## Problem description
Every entry here needs to be repeated exactly.
================
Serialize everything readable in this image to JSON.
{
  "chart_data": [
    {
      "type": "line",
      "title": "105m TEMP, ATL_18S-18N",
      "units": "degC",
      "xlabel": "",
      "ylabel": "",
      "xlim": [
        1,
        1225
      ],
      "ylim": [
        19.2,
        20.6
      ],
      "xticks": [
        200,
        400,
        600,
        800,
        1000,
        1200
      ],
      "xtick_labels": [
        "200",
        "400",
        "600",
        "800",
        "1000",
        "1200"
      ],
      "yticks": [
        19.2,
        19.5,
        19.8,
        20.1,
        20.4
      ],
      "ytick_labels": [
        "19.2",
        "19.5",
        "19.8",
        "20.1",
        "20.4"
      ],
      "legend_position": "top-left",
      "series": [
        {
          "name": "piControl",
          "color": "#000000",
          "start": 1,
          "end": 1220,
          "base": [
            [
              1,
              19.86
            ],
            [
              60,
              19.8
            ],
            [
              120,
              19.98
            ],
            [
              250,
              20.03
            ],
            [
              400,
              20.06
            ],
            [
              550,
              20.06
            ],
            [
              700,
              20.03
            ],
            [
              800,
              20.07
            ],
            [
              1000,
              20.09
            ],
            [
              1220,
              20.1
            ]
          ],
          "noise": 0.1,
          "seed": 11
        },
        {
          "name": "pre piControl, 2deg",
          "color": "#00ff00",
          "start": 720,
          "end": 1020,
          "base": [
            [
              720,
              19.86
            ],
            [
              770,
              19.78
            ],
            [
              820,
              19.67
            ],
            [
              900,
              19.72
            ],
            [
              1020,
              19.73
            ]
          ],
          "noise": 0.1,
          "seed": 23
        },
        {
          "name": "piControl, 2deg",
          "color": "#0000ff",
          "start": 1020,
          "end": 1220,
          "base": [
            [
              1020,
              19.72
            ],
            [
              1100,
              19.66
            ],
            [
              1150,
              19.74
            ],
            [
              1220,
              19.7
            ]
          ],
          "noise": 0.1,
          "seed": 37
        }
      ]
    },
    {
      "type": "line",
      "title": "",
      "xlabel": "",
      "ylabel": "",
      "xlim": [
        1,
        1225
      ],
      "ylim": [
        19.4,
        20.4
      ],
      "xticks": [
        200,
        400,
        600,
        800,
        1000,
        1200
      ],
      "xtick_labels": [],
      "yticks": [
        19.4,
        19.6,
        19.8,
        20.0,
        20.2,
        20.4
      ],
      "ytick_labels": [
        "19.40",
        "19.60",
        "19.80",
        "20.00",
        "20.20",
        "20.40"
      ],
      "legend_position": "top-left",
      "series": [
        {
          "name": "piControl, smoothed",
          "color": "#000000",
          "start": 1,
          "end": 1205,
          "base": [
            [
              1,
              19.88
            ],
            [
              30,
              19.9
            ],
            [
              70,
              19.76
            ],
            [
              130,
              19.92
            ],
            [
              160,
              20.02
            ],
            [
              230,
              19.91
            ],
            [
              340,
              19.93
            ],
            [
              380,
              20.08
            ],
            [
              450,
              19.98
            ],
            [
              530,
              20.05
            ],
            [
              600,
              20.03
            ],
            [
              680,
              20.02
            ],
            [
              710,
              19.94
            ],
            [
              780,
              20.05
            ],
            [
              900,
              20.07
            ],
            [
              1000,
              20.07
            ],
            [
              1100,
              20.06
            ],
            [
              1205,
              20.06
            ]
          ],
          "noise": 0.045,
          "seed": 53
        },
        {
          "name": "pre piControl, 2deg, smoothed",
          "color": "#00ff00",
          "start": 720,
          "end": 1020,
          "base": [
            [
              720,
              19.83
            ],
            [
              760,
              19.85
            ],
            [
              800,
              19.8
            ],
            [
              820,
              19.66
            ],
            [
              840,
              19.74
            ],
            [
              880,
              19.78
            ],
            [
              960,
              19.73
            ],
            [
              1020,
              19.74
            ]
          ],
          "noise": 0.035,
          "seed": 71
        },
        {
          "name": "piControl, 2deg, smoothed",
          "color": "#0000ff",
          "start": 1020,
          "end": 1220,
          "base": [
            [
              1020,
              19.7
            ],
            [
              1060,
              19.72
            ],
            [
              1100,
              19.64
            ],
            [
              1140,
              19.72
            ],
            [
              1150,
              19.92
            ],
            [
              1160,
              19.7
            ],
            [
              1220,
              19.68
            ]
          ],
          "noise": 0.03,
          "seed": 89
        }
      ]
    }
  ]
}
================
## Exercise output
Serialize everything readable in this image to JSON.
{
  "chart_data": [
    {
      "type": "line",
      "title": "105m TEMP, ATL_18S-18N",
      "units": "degC",
      "xlabel": "",
      "ylabel": "",
      "xlim": [
        1,
        1225
      ],
      "ylim": [
        19.2,
        20.6
      ],
      "xticks": [
        200,
        400,
        600,
        800,
        1000,
        1200
      ],
      "xtick_labels": [
        "200",
        "400",
        "600",
        "800",
        "1000",
        "1200"
      ],
      "yticks": [
        19.2,
        19.5,
        19.8,
        20.1,
        20.4
      ],
      "ytick_labels": [
        "19.2",
        "19.5",
        "19.8",
        "20.1",
        "20.4"
      ],
      "legend_position": "top-left",
      "series": [
        {
          "name": "piControl",
          "color": "#000000",
          "start": 1,
          "end": 1220,
          "base": [
            [
              1,
              19.86
            ],
            [
              60,
              19.8
            ],
            [
              120,
              19.98
            ],
            [
              250,
              20.03
            ],
            [
              400,
              20.06
            ],
            [
              550,
              20.06
            ],
            [
              700,
              20.03
            ],
            [
              800,
              20.07
            ],
            [
              1000,
              20.09
            ],
            [
              1220,
              20.1
            ]
          ],
          "noise": 0.1,
          "seed": 11
        },
        {
          "name": "pre piControl, 2deg",
          "color": "#00ff00",
          "start": 720,
          "end": 1020,
          "base": [
            [
              720,
              19.86
            ],
            [
              770,
              19.78
            ],
            [
              820,
              19.67
            ],
            [
              900,
              19.72
            ],
            [
              1020,
              19.73
            ]
          ],
          "noise": 0.1,
          "seed": 23
        },
        {
          "name": "piControl, 2deg",
          "color": "#0000ff",
          "start": 1020,
          "end": 1220,
          "base": [
            [
              1020,
              19.72
            ],
            [
              1100,
              19.66
            ],
            [
              1150,
              19.74
            ],
            [
              1220,
              19.7
            ]
          ],
          "noise": 0.1,
          "seed": 37
        }
      ]
    },
    {
      "type": "line",
      "title": "",
      "xlabel": "",
      "ylabel": "",
      "xlim": [
        1,
        1225
      ],
      "ylim": [
        19.4,
        20.4
      ],
      "xticks": [
        200,
        400,
        600,
        800,
        1000,
        1200
      ],
      "xtick_labels": [],
      "yticks": [
        19.4,
        19.6,
        19.8,
        20.0,
        20.2,
        20.4
      ],
      "ytick_labels": [
        "19.40",
        "19.60",
        "19.80",
        "20.00",
        "20.20",
        "20.40"
      ],
      "legend_position": "top-left",
      "series": [
        {
          "name": "piControl, smoothed",
          "color": "#000000",
          "start": 1,
          "end": 1205,
          "base": [
            [
              1,
              19.88
            ],
            [
              30,
              19.9
            ],
            [
              70,
              19.76
            ],
            [
              130,
              19.92
            ],
            [
              160,
              20.02
            ],
            [
              230,
              19.91
            ],
            [
              340,
              19.93
            ],
            [
              380,
              20.08
            ],
            [
              450,
              19.98
            ],
            [
              530,
              20.05
            ],
            [
              600,
              20.03
            ],
            [
              680,
              20.02
            ],
            [
              710,
              19.94
            ],
            [
              780,
              20.05
            ],
            [
              900,
              20.07
            ],
            [
              1000,
              20.07
            ],
            [
              1100,
              20.06
            ],
            [
              1205,
              20.06
            ]
          ],
          "noise": 0.045,
          "seed": 53
        },
        {
          "name": "pre piControl, 2deg, smoothed",
          "color": "#00ff00",
          "start": 720,
          "end": 1020,
          "base": [
            [
              720,
              19.83
            ],
            [
              760,
              19.85
            ],
            [
              800,
              19.8
            ],
            [
              820,
              19.66
            ],
            [
              840,
              19.74
            ],
            [
              880,
              19.78
            ],
            [
              960,
              19.73
            ],
            [
              1020,
              19.74
            ]
          ],
          "noise": 0.035,
          "seed": 71
        },
        {
          "name": "piControl, 2deg, smoothed",
          "color": "#0000ff",
          "start": 1020,
          "end": 1220,
          "base": [
            [
              1020,
              19.7
            ],
            [
              1060,
              19.72
            ],
            [
              1100,
              19.64
            ],
            [
              1140,
              19.72
            ],
            [
              1150,
              19.92
            ],
            [
              1160,
              19.7
            ],
            [
              1220,
              19.68
            ]
          ],
          "noise": 0.03,
          "seed": 89
        }
      ]
    }
  ]
}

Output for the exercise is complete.